▶ Goal of the exercise: Keep only the lines where "structured" appears.

▶ Exercise material:
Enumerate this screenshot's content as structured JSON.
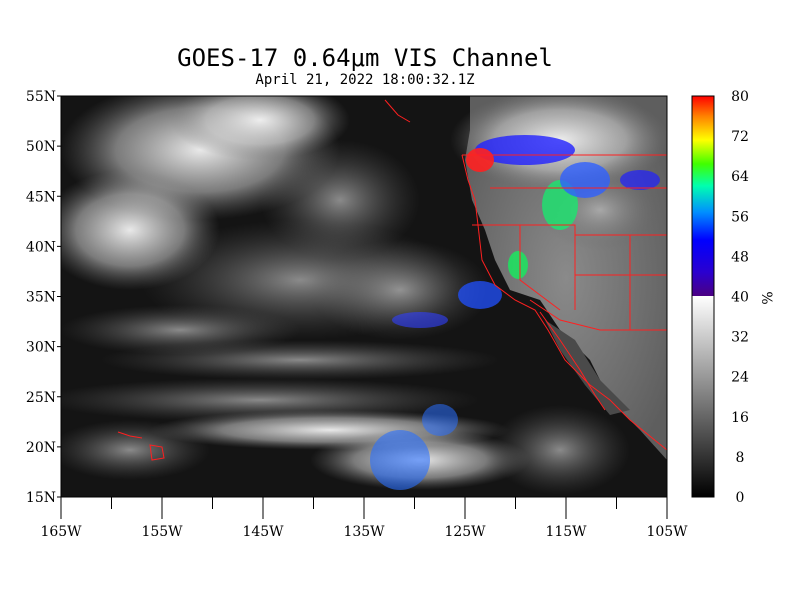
{
  "title": "GOES-17  0.64μm VIS Channel",
  "subtitle": "April 21,  2022 18:00:32.1Z",
  "map": {
    "lat_labels": [
      "55N",
      "50N",
      "45N",
      "40N",
      "35N",
      "30N",
      "25N",
      "20N",
      "15N"
    ],
    "lat_values": [
      55,
      50,
      45,
      40,
      35,
      30,
      25,
      20,
      15
    ],
    "lon_labels": [
      "165W",
      "155W",
      "145W",
      "135W",
      "125W",
      "115W",
      "105W"
    ],
    "lon_values": [
      -165,
      -155,
      -145,
      -135,
      -125,
      -115,
      -105
    ],
    "lon_range": [
      -165,
      -105
    ],
    "lat_range": [
      15,
      55
    ],
    "border_color": "#ff2020",
    "background_color": "#101010"
  },
  "colorbar": {
    "unit": "%",
    "tick_labels": [
      "0",
      "8",
      "16",
      "24",
      "32",
      "40",
      "48",
      "56",
      "64",
      "72",
      "80"
    ],
    "tick_values": [
      0,
      8,
      16,
      24,
      32,
      40,
      48,
      56,
      64,
      72,
      80
    ],
    "range": [
      0,
      80
    ],
    "grayscale_max": 40,
    "color_stops": [
      "#000000",
      "#ffffff",
      "#5a00a0",
      "#0000ff",
      "#00aaff",
      "#00ff80",
      "#80ff00",
      "#ffff00",
      "#ff8000",
      "#ff0000"
    ]
  }
}
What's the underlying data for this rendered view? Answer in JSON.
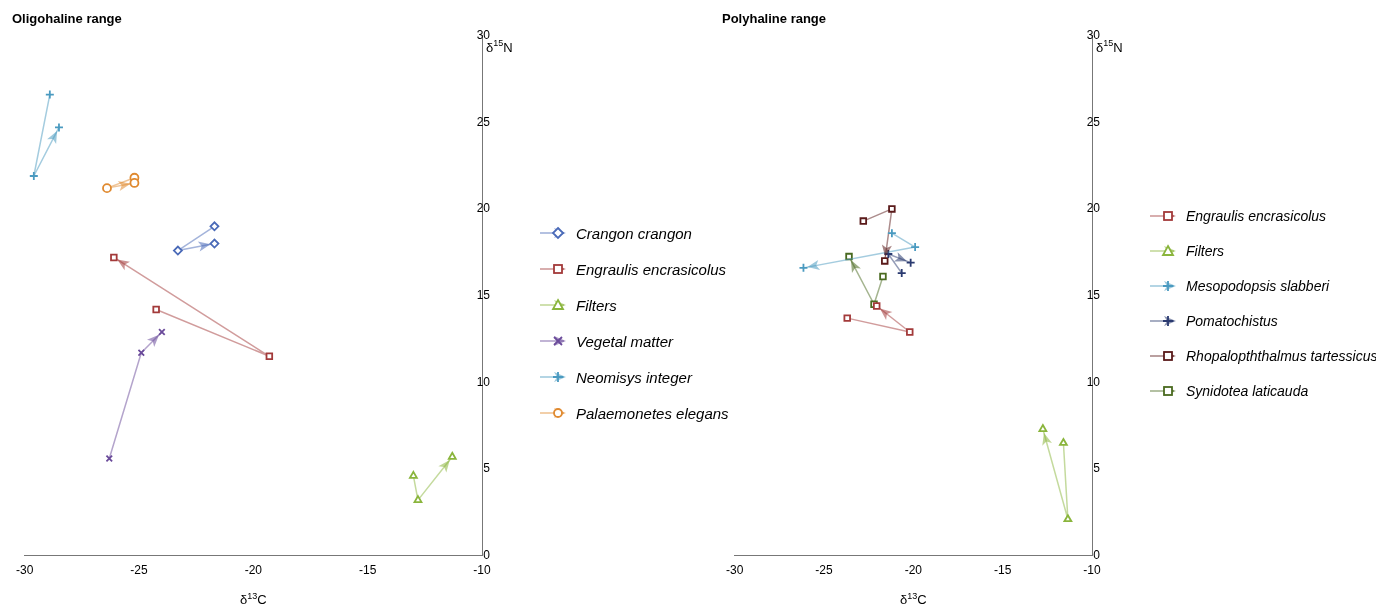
{
  "chart_data": [
    {
      "type": "line",
      "title": "Oligohaline range",
      "xlabel": "δ$^{13}$C",
      "ylabel": "δ$^{15}$N",
      "xlim": [
        -30,
        -10
      ],
      "xticks": [
        -30,
        -25,
        -20,
        -15,
        -10
      ],
      "ylim": [
        0,
        30
      ],
      "yticks": [
        0,
        5,
        10,
        15,
        20,
        25,
        30
      ],
      "grid": false,
      "legend": "right",
      "series": [
        {
          "name": "Crangon crangon",
          "color": "#4a6ab8",
          "marker": "diamond",
          "x": [
            -21.7,
            -23.3,
            -21.7
          ],
          "values": [
            19.0,
            17.6,
            18.0
          ]
        },
        {
          "name": "Engraulis encrasicolus",
          "color": "#a33a3a",
          "marker": "square",
          "x": [
            -24.25,
            -19.3,
            -26.1
          ],
          "values": [
            14.2,
            11.5,
            17.2
          ]
        },
        {
          "name": "Filters",
          "color": "#8ab53c",
          "marker": "triangle",
          "x": [
            -13.0,
            -12.8,
            -11.3
          ],
          "values": [
            4.6,
            3.2,
            5.7
          ]
        },
        {
          "name": "Vegetal matter",
          "color": "#6a4a9a",
          "marker": "x",
          "x": [
            -26.3,
            -24.9,
            -24.0
          ],
          "values": [
            5.6,
            11.7,
            12.9
          ]
        },
        {
          "name": "Neomisys integer",
          "color": "#4a9ac0",
          "marker": "cross",
          "x": [
            -28.9,
            -29.6,
            -28.5
          ],
          "values": [
            26.6,
            21.9,
            24.7
          ]
        },
        {
          "name": "Palaemonetes elegans",
          "color": "#e08a30",
          "marker": "circle",
          "x": [
            -25.2,
            -26.4,
            -25.2
          ],
          "values": [
            21.8,
            21.2,
            21.5
          ]
        }
      ]
    },
    {
      "type": "line",
      "title": "Polyhaline range",
      "xlabel": "δ$^{13}$C",
      "ylabel": "δ$^{15}$N",
      "xlim": [
        -30,
        -10
      ],
      "xticks": [
        -30,
        -25,
        -20,
        -15,
        -10
      ],
      "ylim": [
        0,
        30
      ],
      "yticks": [
        0,
        5,
        10,
        15,
        20,
        25,
        30
      ],
      "grid": false,
      "legend": "right",
      "series": [
        {
          "name": "Engraulis encrasicolus",
          "color": "#a33a3a",
          "marker": "square",
          "x": [
            -23.7,
            -20.2,
            -22.05
          ],
          "values": [
            13.7,
            12.9,
            14.4
          ]
        },
        {
          "name": "Filters",
          "color": "#8ab53c",
          "marker": "triangle",
          "x": [
            -11.6,
            -11.35,
            -12.75
          ],
          "values": [
            6.5,
            2.1,
            7.3
          ]
        },
        {
          "name": "Mesopodopsis slabberi",
          "color": "#4a9ac0",
          "marker": "cross",
          "x": [
            -21.2,
            -19.9,
            -26.15
          ],
          "values": [
            18.6,
            17.8,
            16.6
          ]
        },
        {
          "name": "Pomatochistus",
          "color": "#2a3a70",
          "marker": "cross",
          "x": [
            -20.65,
            -21.4,
            -20.15
          ],
          "values": [
            16.3,
            17.4,
            16.9
          ]
        },
        {
          "name": "Rhopalopththalmus tartessicus",
          "color": "#5a1a1a",
          "marker": "square",
          "x": [
            -22.8,
            -21.2,
            -21.6
          ],
          "values": [
            19.3,
            20.0,
            17.0
          ]
        },
        {
          "name": "Synidotea laticauda",
          "color": "#4a6a20",
          "marker": "square",
          "x": [
            -21.7,
            -22.2,
            -23.6
          ],
          "values": [
            16.1,
            14.5,
            17.25
          ]
        }
      ]
    }
  ]
}
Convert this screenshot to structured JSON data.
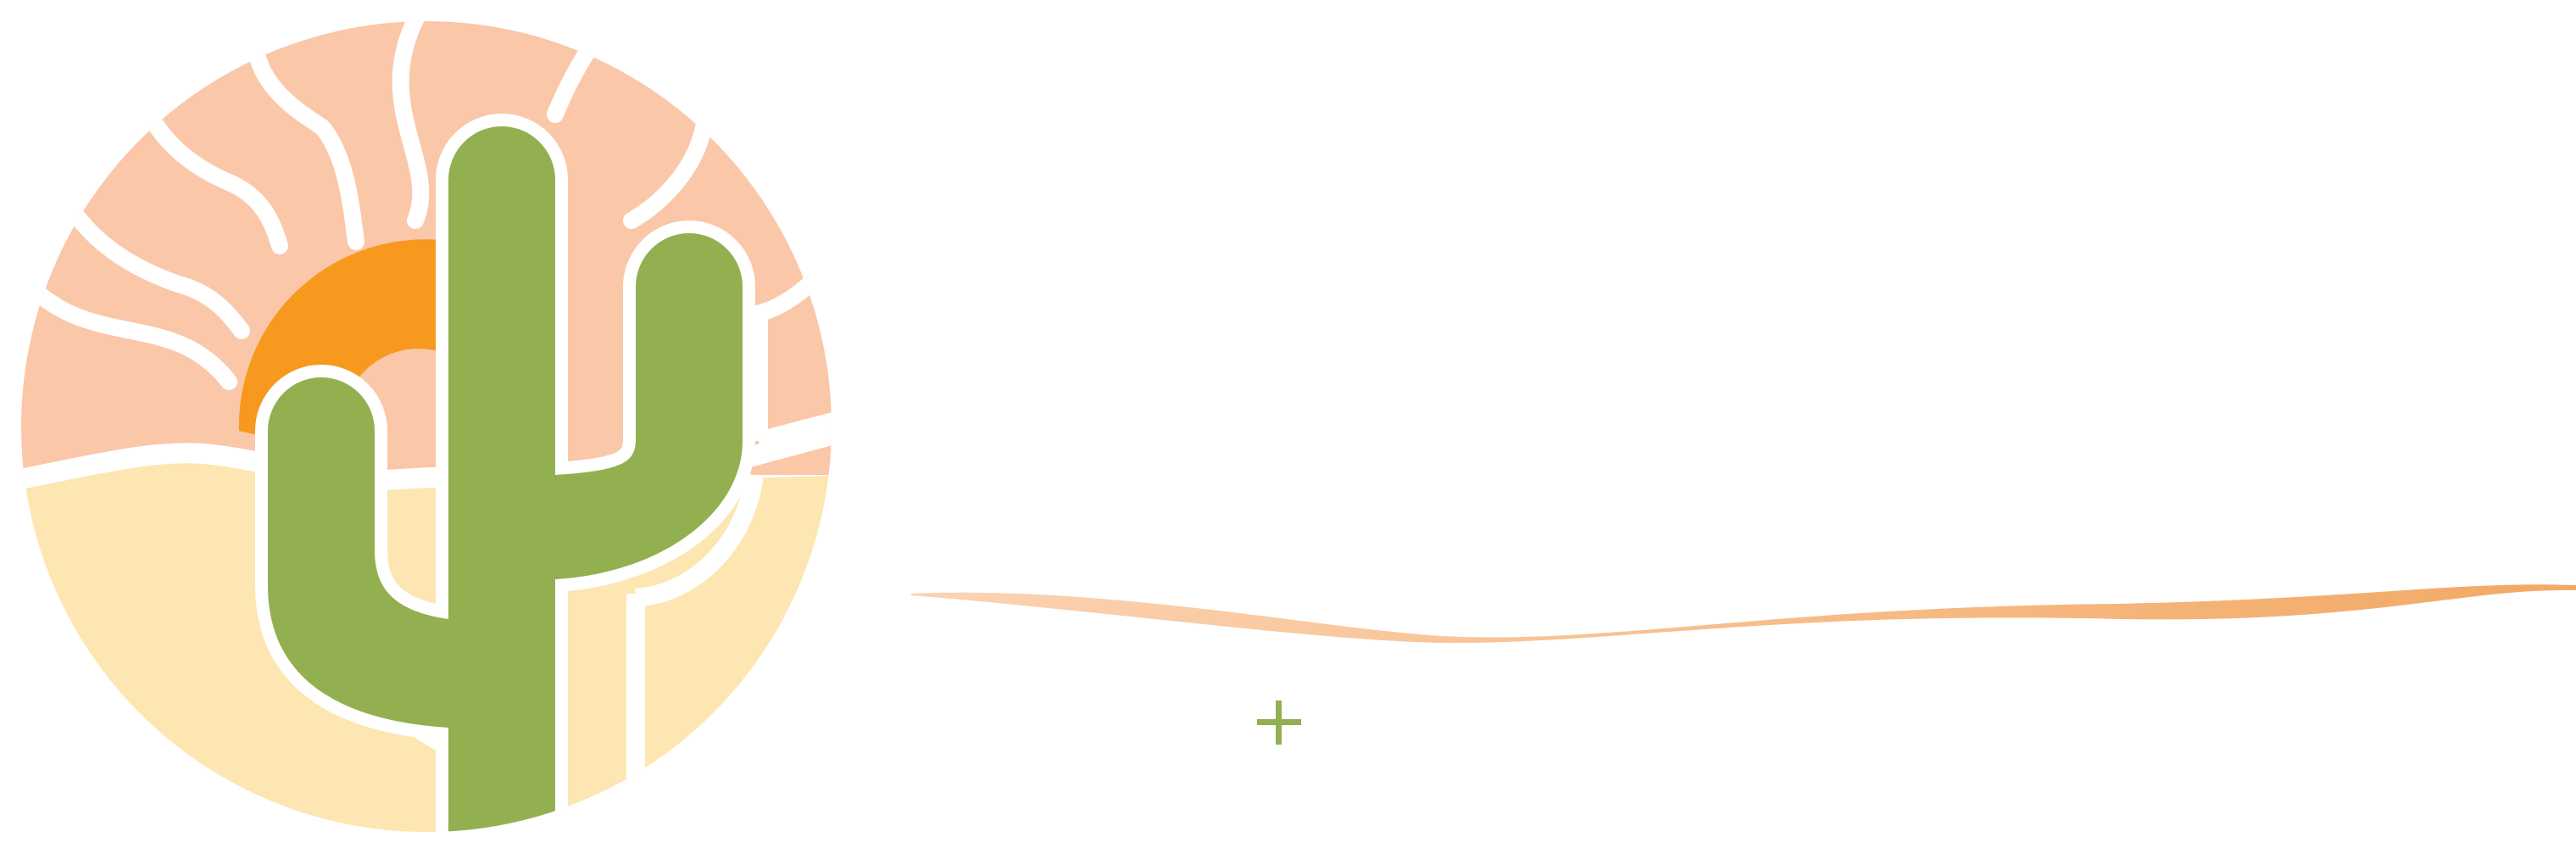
{
  "logo": {
    "colors": {
      "background": "#ffffff",
      "rays": "#fac7a9",
      "sun": "#f7991f",
      "cactus": "#92b04f",
      "sand": "#fde6b1",
      "wave_light": "#fcd3b3",
      "wave_dark": "#f2a965",
      "plus": "#92b04f",
      "outline": "#ffffff"
    },
    "icons": [
      "sunburst-rays-icon",
      "setting-sun-icon",
      "saguaro-cactus-icon",
      "desert-sand-icon",
      "horizon-wave-icon",
      "plus-icon"
    ]
  }
}
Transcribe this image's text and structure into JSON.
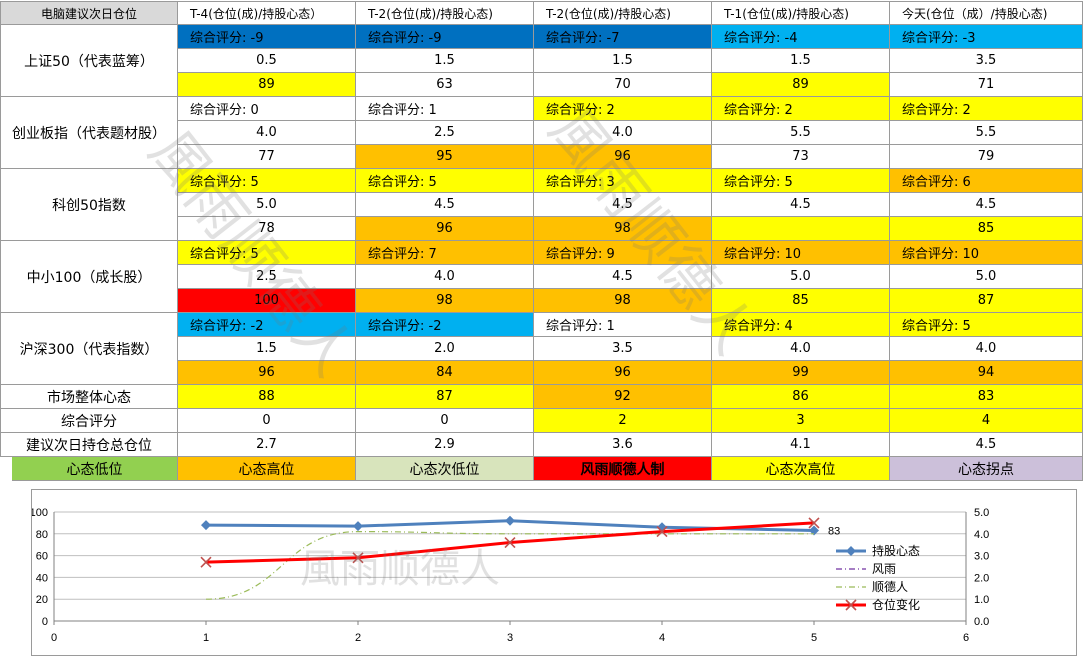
{
  "sheet": {
    "header": [
      "电脑建议次日仓位",
      "T-4(仓位(成)/持股心态）",
      "T-2(仓位(成)/持股心态)",
      "T-2(仓位(成)/持股心态)",
      "T-1(仓位(成)/持股心态)",
      "今天(仓位（成）/持股心态)"
    ],
    "indices": [
      {
        "name": "上证50（代表蓝筹）",
        "scores": [
          "综合评分: -9",
          "综合评分: -9",
          "综合评分: -7",
          "综合评分: -4",
          "综合评分: -3"
        ],
        "score_colors": [
          "#0070c0",
          "#0070c0",
          "#0070c0",
          "#00b0f0",
          "#00b0f0"
        ],
        "positions": [
          "0.5",
          "1.5",
          "1.5",
          "1.5",
          "3.5"
        ],
        "position_colors": [
          "#ffffff",
          "#ffffff",
          "#ffffff",
          "#ffffff",
          "#ffffff"
        ],
        "mindsets": [
          "89",
          "63",
          "70",
          "89",
          "71"
        ],
        "mindset_colors": [
          "#ffff00",
          "#ffffff",
          "#ffffff",
          "#ffff00",
          "#ffffff"
        ]
      },
      {
        "name": "创业板指（代表题材股）",
        "scores": [
          "综合评分: 0",
          "综合评分: 1",
          "综合评分: 2",
          "综合评分: 2",
          "综合评分: 2"
        ],
        "score_colors": [
          "#ffffff",
          "#ffffff",
          "#ffff00",
          "#ffff00",
          "#ffff00"
        ],
        "positions": [
          "4.0",
          "2.5",
          "4.0",
          "5.5",
          "5.5"
        ],
        "position_colors": [
          "#ffffff",
          "#ffffff",
          "#ffffff",
          "#ffffff",
          "#ffffff"
        ],
        "mindsets": [
          "77",
          "95",
          "96",
          "73",
          "79"
        ],
        "mindset_colors": [
          "#ffffff",
          "#ffc000",
          "#ffc000",
          "#ffffff",
          "#ffffff"
        ]
      },
      {
        "name": "科创50指数",
        "scores": [
          "综合评分: 5",
          "综合评分: 5",
          "综合评分: 3",
          "综合评分: 5",
          "综合评分: 6"
        ],
        "score_colors": [
          "#ffff00",
          "#ffff00",
          "#ffff00",
          "#ffff00",
          "#ffc000"
        ],
        "positions": [
          "5.0",
          "4.5",
          "4.5",
          "4.5",
          "4.5"
        ],
        "position_colors": [
          "#ffffff",
          "#ffffff",
          "#ffffff",
          "#ffffff",
          "#ffffff"
        ],
        "mindsets": [
          "78",
          "96",
          "98",
          "",
          "85"
        ],
        "mindset_colors": [
          "#ffffff",
          "#ffc000",
          "#ffc000",
          "#ffff00",
          "#ffff00"
        ]
      },
      {
        "name": "中小100（成长股）",
        "scores": [
          "综合评分: 5",
          "综合评分: 7",
          "综合评分: 9",
          "综合评分: 10",
          "综合评分: 10"
        ],
        "score_colors": [
          "#ffff00",
          "#ffc000",
          "#ffc000",
          "#ffc000",
          "#ffc000"
        ],
        "positions": [
          "2.5",
          "4.0",
          "4.5",
          "5.0",
          "5.0"
        ],
        "position_colors": [
          "#ffffff",
          "#ffffff",
          "#ffffff",
          "#ffffff",
          "#ffffff"
        ],
        "mindsets": [
          "100",
          "98",
          "98",
          "85",
          "87"
        ],
        "mindset_colors": [
          "#ff0000",
          "#ffc000",
          "#ffc000",
          "#ffff00",
          "#ffff00"
        ]
      },
      {
        "name": "沪深300（代表指数）",
        "scores": [
          "综合评分: -2",
          "综合评分: -2",
          "综合评分: 1",
          "综合评分: 4",
          "综合评分: 5"
        ],
        "score_colors": [
          "#00b0f0",
          "#00b0f0",
          "#ffffff",
          "#ffff00",
          "#ffff00"
        ],
        "positions": [
          "1.5",
          "2.0",
          "3.5",
          "4.0",
          "4.0"
        ],
        "position_colors": [
          "#ffffff",
          "#ffffff",
          "#ffffff",
          "#ffffff",
          "#ffffff"
        ],
        "mindsets": [
          "96",
          "84",
          "96",
          "99",
          "94"
        ],
        "mindset_colors": [
          "#ffc000",
          "#ffc000",
          "#ffc000",
          "#ffc000",
          "#ffc000"
        ]
      }
    ],
    "summary": [
      {
        "label": "市场整体心态",
        "values": [
          "88",
          "87",
          "92",
          "86",
          "83"
        ],
        "colors": [
          "#ffff00",
          "#ffff00",
          "#ffc000",
          "#ffff00",
          "#ffff00"
        ]
      },
      {
        "label": "综合评分",
        "values": [
          "0",
          "0",
          "2",
          "3",
          "4"
        ],
        "colors": [
          "#ffffff",
          "#ffffff",
          "#ffff00",
          "#ffff00",
          "#ffff00"
        ]
      },
      {
        "label": "建议次日持仓总仓位",
        "values": [
          "2.7",
          "2.9",
          "3.6",
          "4.1",
          "4.5"
        ],
        "colors": [
          "#ffffff",
          "#ffffff",
          "#ffffff",
          "#ffffff",
          "#ffffff"
        ]
      }
    ],
    "legend_bar": [
      {
        "label": "心态低位",
        "color": "#92d050",
        "bold": false
      },
      {
        "label": "心态高位",
        "color": "#ffc000",
        "bold": false
      },
      {
        "label": "心态次低位",
        "color": "#d8e4bc",
        "bold": false
      },
      {
        "label": "风雨顺德人制",
        "color": "#ff0000",
        "bold": true
      },
      {
        "label": "心态次高位",
        "color": "#ffff00",
        "bold": false
      },
      {
        "label": "心态拐点",
        "color": "#ccc0da",
        "bold": false
      }
    ]
  },
  "chart_data": {
    "type": "line",
    "x": [
      1,
      2,
      3,
      4,
      5
    ],
    "xlim": [
      0,
      6
    ],
    "x_ticks": [
      "0",
      "1",
      "2",
      "3",
      "4",
      "5",
      "6"
    ],
    "ylim_left": [
      0,
      100
    ],
    "y_ticks_left": [
      "0",
      "20",
      "40",
      "60",
      "80",
      "100"
    ],
    "ylim_right": [
      0,
      5
    ],
    "y_ticks_right": [
      "0.0",
      "1.0",
      "2.0",
      "3.0",
      "4.0",
      "5.0"
    ],
    "grid": true,
    "legend_position": "right",
    "series": [
      {
        "name": "持股心态",
        "axis": "left",
        "values": [
          88,
          87,
          92,
          86,
          83
        ],
        "color": "#4f81bd",
        "style": "diamond-line"
      },
      {
        "name": "风雨",
        "axis": "right",
        "values": [
          null,
          null,
          null,
          null,
          null
        ],
        "color": "#7030a0",
        "style": "dash-dot"
      },
      {
        "name": "顺德人",
        "axis": "right",
        "values": [
          1.0,
          4.1,
          4.0,
          4.0,
          4.0
        ],
        "color": "#9bbb59",
        "style": "dash-dot-smooth"
      },
      {
        "name": "仓位变化",
        "axis": "right",
        "values": [
          2.7,
          2.9,
          3.6,
          4.1,
          4.5
        ],
        "color": "#ff0000",
        "style": "x-line"
      }
    ],
    "data_labels": [
      {
        "series": "持股心态",
        "index": 4,
        "text": "83"
      }
    ]
  },
  "watermark": [
    "風雨顺德人",
    "風雨顺德人",
    "風雨顺德人"
  ]
}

▶ Written response:
Enumerate this screenshot's content as structured JSON.
Convert this screenshot to structured JSON data.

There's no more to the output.